> [Exercise details]:
Work through the data line by line, gathering every line that has the word "services".

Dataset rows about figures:

------------------------

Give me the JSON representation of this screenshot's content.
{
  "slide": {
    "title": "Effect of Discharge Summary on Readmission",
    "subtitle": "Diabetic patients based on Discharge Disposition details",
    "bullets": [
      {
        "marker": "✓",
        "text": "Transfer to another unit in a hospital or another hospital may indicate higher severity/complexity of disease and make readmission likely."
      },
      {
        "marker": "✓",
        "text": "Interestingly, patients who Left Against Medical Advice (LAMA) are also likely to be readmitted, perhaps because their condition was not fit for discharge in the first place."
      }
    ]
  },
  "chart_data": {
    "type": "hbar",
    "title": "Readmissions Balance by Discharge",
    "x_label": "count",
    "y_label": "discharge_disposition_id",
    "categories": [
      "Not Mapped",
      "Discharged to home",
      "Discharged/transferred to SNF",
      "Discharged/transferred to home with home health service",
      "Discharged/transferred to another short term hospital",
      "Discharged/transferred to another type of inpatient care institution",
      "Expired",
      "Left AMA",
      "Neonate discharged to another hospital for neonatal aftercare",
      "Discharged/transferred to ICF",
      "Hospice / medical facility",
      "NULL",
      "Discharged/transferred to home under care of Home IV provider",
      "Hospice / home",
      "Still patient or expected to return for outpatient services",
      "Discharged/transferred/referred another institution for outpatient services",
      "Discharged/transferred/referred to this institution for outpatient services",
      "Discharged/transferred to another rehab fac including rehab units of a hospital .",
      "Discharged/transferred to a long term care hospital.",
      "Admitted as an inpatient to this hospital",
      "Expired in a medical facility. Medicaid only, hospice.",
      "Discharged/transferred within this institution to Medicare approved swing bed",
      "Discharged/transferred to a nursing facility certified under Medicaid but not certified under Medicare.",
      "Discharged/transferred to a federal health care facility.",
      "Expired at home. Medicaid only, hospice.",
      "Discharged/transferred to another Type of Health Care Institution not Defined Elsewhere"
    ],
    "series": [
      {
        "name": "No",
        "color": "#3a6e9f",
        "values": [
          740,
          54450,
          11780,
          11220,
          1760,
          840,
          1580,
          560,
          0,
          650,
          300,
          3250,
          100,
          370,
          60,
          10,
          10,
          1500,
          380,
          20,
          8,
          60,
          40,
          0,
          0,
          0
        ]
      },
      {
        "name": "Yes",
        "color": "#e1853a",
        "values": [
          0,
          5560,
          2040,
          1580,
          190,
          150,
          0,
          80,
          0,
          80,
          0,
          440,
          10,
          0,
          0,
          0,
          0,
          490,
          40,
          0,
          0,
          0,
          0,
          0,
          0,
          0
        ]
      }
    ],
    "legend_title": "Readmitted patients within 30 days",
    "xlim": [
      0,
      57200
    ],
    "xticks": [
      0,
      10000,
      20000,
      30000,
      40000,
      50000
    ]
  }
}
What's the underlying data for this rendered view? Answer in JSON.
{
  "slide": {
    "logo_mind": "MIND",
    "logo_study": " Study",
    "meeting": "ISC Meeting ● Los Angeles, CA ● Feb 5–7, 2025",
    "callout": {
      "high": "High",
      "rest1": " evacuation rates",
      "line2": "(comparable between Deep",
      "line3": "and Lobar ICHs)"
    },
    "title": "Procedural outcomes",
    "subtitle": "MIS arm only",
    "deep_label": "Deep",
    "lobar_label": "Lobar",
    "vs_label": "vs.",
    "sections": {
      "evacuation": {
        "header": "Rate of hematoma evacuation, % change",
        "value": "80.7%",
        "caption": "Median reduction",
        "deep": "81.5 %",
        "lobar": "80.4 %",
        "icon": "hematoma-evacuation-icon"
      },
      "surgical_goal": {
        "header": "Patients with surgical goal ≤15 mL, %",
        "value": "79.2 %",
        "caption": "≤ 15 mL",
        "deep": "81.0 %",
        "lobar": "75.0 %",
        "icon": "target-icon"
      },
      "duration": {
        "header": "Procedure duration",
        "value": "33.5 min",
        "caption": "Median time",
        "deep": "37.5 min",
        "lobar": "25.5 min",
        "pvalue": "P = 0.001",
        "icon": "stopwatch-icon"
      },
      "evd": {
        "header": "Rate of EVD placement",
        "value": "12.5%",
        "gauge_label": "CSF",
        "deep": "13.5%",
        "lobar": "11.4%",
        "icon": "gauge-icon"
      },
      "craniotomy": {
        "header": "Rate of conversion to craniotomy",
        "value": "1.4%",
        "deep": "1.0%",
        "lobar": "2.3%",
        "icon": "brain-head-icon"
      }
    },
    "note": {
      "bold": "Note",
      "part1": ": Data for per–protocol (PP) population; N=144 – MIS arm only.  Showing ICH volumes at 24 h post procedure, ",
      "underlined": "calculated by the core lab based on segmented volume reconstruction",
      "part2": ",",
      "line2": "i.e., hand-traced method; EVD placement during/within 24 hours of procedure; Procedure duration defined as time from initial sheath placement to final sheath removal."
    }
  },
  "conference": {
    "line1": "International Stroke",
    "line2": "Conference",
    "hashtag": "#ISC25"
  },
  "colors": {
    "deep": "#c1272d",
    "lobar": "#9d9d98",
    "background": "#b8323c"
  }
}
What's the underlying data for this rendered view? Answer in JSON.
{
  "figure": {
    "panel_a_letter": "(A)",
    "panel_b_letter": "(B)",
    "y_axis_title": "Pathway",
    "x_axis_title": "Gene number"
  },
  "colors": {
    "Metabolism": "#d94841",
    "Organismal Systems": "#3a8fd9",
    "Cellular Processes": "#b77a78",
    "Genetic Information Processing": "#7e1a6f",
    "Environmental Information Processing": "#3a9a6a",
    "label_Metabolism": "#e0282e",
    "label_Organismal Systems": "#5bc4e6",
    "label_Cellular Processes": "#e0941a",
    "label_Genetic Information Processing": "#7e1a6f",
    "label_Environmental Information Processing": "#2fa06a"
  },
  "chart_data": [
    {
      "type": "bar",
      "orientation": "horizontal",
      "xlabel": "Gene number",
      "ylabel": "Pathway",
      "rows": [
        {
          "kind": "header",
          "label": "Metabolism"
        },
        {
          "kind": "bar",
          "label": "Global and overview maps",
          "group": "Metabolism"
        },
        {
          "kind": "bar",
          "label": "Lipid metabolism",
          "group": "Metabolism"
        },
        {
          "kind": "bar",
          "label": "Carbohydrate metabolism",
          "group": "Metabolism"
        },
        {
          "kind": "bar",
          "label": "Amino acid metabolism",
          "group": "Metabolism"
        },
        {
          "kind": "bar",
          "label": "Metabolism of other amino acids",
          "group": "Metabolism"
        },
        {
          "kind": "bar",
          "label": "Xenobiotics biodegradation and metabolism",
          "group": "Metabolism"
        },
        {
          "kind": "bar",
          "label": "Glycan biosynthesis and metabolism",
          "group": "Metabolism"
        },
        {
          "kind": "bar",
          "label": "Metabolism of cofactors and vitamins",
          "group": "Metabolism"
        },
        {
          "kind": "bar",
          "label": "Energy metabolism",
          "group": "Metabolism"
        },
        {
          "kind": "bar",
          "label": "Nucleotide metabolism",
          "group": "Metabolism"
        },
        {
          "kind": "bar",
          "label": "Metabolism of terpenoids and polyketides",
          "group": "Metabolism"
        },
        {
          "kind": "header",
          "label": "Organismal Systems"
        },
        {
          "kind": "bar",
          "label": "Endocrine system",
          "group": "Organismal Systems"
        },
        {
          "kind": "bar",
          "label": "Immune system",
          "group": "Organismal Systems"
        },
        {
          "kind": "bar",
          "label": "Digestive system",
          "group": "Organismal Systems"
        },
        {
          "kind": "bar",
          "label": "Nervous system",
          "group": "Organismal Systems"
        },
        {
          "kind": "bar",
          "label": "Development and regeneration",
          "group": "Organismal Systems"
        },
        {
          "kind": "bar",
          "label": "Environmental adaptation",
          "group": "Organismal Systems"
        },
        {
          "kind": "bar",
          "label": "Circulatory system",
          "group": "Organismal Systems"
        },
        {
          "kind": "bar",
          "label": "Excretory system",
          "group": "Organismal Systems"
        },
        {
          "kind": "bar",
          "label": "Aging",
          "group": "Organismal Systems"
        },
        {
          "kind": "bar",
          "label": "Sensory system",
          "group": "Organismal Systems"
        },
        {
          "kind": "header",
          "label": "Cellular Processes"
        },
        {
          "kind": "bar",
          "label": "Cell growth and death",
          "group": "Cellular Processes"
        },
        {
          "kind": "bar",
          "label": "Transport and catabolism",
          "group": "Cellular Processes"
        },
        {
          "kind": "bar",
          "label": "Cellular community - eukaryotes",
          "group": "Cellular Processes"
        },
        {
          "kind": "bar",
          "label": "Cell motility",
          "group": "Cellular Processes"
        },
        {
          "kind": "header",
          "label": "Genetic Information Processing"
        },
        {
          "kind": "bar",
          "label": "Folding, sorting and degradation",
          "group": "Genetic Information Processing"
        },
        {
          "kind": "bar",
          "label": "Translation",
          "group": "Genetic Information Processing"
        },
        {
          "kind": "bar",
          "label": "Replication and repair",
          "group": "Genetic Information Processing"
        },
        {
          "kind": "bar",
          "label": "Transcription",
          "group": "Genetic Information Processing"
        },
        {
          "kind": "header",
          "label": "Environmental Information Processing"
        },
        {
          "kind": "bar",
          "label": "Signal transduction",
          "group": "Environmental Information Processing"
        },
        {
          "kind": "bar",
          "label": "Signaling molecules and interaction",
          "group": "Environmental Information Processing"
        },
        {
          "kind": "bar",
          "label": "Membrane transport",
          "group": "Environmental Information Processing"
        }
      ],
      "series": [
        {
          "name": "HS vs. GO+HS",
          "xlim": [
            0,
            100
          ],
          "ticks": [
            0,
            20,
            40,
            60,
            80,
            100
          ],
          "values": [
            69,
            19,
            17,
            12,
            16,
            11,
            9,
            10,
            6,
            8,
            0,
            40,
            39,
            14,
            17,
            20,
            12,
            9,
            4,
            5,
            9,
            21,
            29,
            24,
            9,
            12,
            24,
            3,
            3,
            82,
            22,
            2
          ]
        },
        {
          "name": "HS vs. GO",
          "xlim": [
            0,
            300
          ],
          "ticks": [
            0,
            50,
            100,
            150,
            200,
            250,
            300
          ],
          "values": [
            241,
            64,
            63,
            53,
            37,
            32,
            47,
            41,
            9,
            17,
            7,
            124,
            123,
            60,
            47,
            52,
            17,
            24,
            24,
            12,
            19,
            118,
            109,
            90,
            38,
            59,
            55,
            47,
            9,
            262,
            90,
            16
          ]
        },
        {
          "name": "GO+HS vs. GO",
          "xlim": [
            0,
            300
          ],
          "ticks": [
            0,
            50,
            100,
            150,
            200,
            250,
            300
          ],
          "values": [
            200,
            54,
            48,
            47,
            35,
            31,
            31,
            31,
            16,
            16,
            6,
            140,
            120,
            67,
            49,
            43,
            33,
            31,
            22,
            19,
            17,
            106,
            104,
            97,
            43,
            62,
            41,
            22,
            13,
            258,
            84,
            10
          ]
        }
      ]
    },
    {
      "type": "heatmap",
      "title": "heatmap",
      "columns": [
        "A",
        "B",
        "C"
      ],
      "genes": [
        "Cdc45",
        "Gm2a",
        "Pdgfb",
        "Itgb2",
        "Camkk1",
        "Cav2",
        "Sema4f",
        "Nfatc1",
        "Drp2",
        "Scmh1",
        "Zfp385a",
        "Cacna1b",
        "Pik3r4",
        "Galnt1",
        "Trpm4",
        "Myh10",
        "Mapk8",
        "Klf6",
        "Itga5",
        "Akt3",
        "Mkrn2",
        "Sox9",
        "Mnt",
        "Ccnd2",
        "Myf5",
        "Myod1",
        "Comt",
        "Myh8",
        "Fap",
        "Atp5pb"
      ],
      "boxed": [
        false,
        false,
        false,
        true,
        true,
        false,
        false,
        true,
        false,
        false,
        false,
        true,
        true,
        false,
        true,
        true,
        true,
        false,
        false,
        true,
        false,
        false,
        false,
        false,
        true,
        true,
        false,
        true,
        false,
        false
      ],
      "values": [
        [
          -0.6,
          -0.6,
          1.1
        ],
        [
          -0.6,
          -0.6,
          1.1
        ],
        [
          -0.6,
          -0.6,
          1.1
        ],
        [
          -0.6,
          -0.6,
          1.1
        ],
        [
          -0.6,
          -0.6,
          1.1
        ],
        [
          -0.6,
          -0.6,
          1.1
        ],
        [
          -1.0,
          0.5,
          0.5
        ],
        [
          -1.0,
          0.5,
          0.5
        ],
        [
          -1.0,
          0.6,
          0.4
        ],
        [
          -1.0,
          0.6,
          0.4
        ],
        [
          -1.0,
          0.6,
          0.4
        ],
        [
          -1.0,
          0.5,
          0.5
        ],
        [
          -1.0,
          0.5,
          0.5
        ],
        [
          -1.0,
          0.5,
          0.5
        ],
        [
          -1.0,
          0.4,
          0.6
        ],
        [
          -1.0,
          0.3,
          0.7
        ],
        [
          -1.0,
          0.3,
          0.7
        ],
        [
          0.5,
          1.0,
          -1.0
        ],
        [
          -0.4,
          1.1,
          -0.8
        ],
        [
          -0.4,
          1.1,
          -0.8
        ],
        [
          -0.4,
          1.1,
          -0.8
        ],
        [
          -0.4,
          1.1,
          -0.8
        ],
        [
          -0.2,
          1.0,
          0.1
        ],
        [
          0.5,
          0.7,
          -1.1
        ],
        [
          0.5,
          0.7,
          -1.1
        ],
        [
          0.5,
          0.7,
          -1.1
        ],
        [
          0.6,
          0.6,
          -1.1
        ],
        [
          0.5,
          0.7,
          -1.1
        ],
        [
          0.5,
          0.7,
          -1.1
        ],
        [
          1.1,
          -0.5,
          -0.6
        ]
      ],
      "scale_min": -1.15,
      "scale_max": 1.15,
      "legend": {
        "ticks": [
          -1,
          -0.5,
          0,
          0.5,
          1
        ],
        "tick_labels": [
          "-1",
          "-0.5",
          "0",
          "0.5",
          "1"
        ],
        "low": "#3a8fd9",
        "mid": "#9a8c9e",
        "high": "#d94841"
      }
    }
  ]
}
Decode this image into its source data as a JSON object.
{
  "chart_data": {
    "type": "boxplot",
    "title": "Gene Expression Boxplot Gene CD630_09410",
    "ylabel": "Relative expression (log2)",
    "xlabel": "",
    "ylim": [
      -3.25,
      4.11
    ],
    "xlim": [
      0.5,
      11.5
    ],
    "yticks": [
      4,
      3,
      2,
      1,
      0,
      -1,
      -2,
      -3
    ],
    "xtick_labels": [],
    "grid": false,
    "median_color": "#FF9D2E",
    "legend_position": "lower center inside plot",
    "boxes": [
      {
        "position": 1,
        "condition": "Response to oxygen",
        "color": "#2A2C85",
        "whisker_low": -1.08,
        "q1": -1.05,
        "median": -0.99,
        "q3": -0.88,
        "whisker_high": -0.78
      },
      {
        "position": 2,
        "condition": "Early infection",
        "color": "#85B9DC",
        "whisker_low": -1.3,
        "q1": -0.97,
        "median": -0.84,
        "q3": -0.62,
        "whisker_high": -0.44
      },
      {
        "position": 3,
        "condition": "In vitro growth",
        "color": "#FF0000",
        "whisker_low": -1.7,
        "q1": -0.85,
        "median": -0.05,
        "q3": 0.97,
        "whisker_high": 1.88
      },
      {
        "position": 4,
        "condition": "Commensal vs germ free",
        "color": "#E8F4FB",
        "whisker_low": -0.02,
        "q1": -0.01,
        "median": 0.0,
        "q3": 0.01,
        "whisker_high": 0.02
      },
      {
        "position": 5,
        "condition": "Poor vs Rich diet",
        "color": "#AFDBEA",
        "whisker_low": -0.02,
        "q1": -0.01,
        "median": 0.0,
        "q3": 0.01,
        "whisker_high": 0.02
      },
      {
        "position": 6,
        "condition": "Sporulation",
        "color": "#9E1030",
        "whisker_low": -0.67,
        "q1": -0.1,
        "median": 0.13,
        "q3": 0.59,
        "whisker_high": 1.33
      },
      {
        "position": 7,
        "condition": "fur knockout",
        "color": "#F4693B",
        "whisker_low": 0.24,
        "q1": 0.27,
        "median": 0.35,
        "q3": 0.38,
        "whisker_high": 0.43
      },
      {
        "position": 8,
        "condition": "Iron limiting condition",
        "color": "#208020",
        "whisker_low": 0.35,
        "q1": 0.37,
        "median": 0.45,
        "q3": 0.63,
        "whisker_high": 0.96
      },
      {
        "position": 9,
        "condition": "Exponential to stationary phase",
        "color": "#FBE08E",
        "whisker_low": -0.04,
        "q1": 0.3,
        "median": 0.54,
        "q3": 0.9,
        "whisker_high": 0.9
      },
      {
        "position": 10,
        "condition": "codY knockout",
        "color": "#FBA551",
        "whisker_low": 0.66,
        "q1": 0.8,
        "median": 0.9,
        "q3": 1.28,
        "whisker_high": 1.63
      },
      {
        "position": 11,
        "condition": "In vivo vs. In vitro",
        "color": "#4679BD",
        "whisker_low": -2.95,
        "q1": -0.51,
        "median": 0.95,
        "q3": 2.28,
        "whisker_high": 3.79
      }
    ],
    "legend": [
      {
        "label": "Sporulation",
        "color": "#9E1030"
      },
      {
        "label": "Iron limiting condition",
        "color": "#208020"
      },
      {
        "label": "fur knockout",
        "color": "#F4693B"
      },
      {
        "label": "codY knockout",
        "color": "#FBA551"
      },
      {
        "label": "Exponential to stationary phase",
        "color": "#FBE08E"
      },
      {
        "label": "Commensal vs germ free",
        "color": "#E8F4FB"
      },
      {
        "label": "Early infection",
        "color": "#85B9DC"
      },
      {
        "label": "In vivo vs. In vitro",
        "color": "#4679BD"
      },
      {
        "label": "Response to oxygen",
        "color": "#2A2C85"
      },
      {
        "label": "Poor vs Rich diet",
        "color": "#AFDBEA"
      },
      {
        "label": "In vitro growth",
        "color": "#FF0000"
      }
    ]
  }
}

------------------------

> [Result of the exercise]:
      "Still patient or expected to return for outpatient services",
      "Discharged/transferred/referred another institution for outpatient services",
      "Discharged/transferred/referred to this institution for outpatient services",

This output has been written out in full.